*** Task data ***

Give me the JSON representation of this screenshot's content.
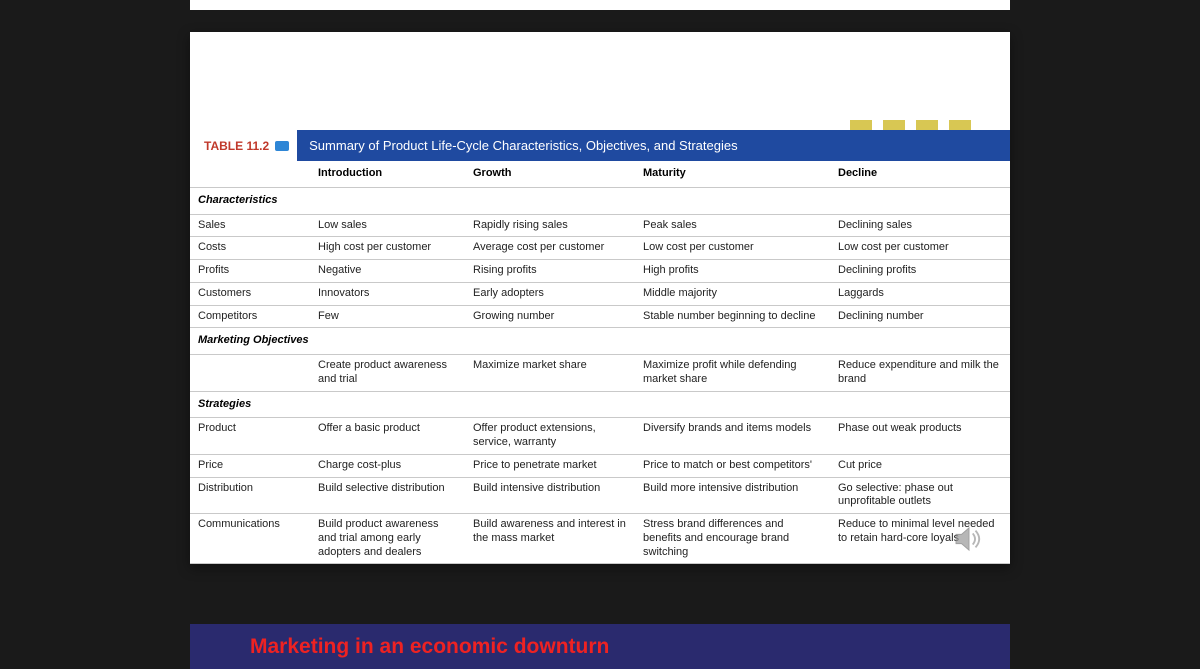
{
  "table": {
    "label": "TABLE 11.2",
    "title": "Summary of Product Life-Cycle Characteristics, Objectives, and Strategies",
    "columns": [
      "",
      "Introduction",
      "Growth",
      "Maturity",
      "Decline"
    ],
    "col_widths": [
      "120px",
      "155px",
      "170px",
      "195px",
      "auto"
    ],
    "sections": [
      {
        "heading": "Characteristics",
        "rows": [
          {
            "label": "Sales",
            "cells": [
              "Low sales",
              "Rapidly rising sales",
              "Peak sales",
              "Declining sales"
            ]
          },
          {
            "label": "Costs",
            "cells": [
              "High cost per customer",
              "Average cost per customer",
              "Low cost per customer",
              "Low cost per customer"
            ]
          },
          {
            "label": "Profits",
            "cells": [
              "Negative",
              "Rising profits",
              "High profits",
              "Declining profits"
            ]
          },
          {
            "label": "Customers",
            "cells": [
              "Innovators",
              "Early adopters",
              "Middle majority",
              "Laggards"
            ]
          },
          {
            "label": "Competitors",
            "cells": [
              "Few",
              "Growing number",
              "Stable number beginning to decline",
              "Declining number"
            ]
          }
        ]
      },
      {
        "heading": "Marketing Objectives",
        "rows": [
          {
            "label": "",
            "cells": [
              "Create product awareness and trial",
              "Maximize market share",
              "Maximize profit while defending market share",
              "Reduce expenditure and milk the brand"
            ]
          }
        ]
      },
      {
        "heading": "Strategies",
        "rows": [
          {
            "label": "Product",
            "cells": [
              "Offer a basic product",
              "Offer product extensions, service, warranty",
              "Diversify brands and items models",
              "Phase out weak products"
            ]
          },
          {
            "label": "Price",
            "cells": [
              "Charge cost-plus",
              "Price to penetrate market",
              "Price to match or best competitors'",
              "Cut price"
            ]
          },
          {
            "label": "Distribution",
            "cells": [
              "Build selective distribution",
              "Build intensive distribution",
              "Build more intensive distribution",
              "Go selective: phase out unprofitable outlets"
            ]
          },
          {
            "label": "Communications",
            "cells": [
              "Build product awareness and trial among early adopters and dealers",
              "Build awareness and interest in the mass market",
              "Stress brand differences and benefits and encourage brand switching",
              "Reduce to minimal level needed to retain hard-core loyals"
            ]
          }
        ]
      }
    ],
    "colors": {
      "title_bar_bg": "#1f4aa0",
      "title_bar_text": "#ffffff",
      "label_text": "#c0392b",
      "border": "#c9c9c9",
      "text": "#222222"
    },
    "font_size_pt": 11
  },
  "next_slide": {
    "title": "Marketing in an economic downturn",
    "bg": "#2a2a6e",
    "title_color": "#e22"
  }
}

***

Repeat all of the entries word for word, but omit the pictures.

> Answer to the problem
Give me the JSON representation of this screenshot's content.
{
  "table": {
    "label": "TABLE 11.2",
    "title": "Summary of Product Life-Cycle Characteristics, Objectives, and Strategies",
    "columns": [
      "",
      "Introduction",
      "Growth",
      "Maturity",
      "Decline"
    ],
    "col_widths": [
      "120px",
      "155px",
      "170px",
      "195px",
      "auto"
    ],
    "sections": [
      {
        "heading": "Characteristics",
        "rows": [
          {
            "label": "Sales",
            "cells": [
              "Low sales",
              "Rapidly rising sales",
              "Peak sales",
              "Declining sales"
            ]
          },
          {
            "label": "Costs",
            "cells": [
              "High cost per customer",
              "Average cost per customer",
              "Low cost per customer",
              "Low cost per customer"
            ]
          },
          {
            "label": "Profits",
            "cells": [
              "Negative",
              "Rising profits",
              "High profits",
              "Declining profits"
            ]
          },
          {
            "label": "Customers",
            "cells": [
              "Innovators",
              "Early adopters",
              "Middle majority",
              "Laggards"
            ]
          },
          {
            "label": "Competitors",
            "cells": [
              "Few",
              "Growing number",
              "Stable number beginning to decline",
              "Declining number"
            ]
          }
        ]
      },
      {
        "heading": "Marketing Objectives",
        "rows": [
          {
            "label": "",
            "cells": [
              "Create product awareness and trial",
              "Maximize market share",
              "Maximize profit while defending market share",
              "Reduce expenditure and milk the brand"
            ]
          }
        ]
      },
      {
        "heading": "Strategies",
        "rows": [
          {
            "label": "Product",
            "cells": [
              "Offer a basic product",
              "Offer product extensions, service, warranty",
              "Diversify brands and items models",
              "Phase out weak products"
            ]
          },
          {
            "label": "Price",
            "cells": [
              "Charge cost-plus",
              "Price to penetrate market",
              "Price to match or best competitors'",
              "Cut price"
            ]
          },
          {
            "label": "Distribution",
            "cells": [
              "Build selective distribution",
              "Build intensive distribution",
              "Build more intensive distribution",
              "Go selective: phase out unprofitable outlets"
            ]
          },
          {
            "label": "Communications",
            "cells": [
              "Build product awareness and trial among early adopters and dealers",
              "Build awareness and interest in the mass market",
              "Stress brand differences and benefits and encourage brand switching",
              "Reduce to minimal level needed to retain hard-core loyals"
            ]
          }
        ]
      }
    ],
    "colors": {
      "title_bar_bg": "#1f4aa0",
      "title_bar_text": "#ffffff",
      "label_text": "#c0392b",
      "border": "#c9c9c9",
      "text": "#222222"
    },
    "font_size_pt": 11
  },
  "next_slide": {
    "title": "Marketing in an economic downturn",
    "bg": "#2a2a6e",
    "title_color": "#e22"
  }
}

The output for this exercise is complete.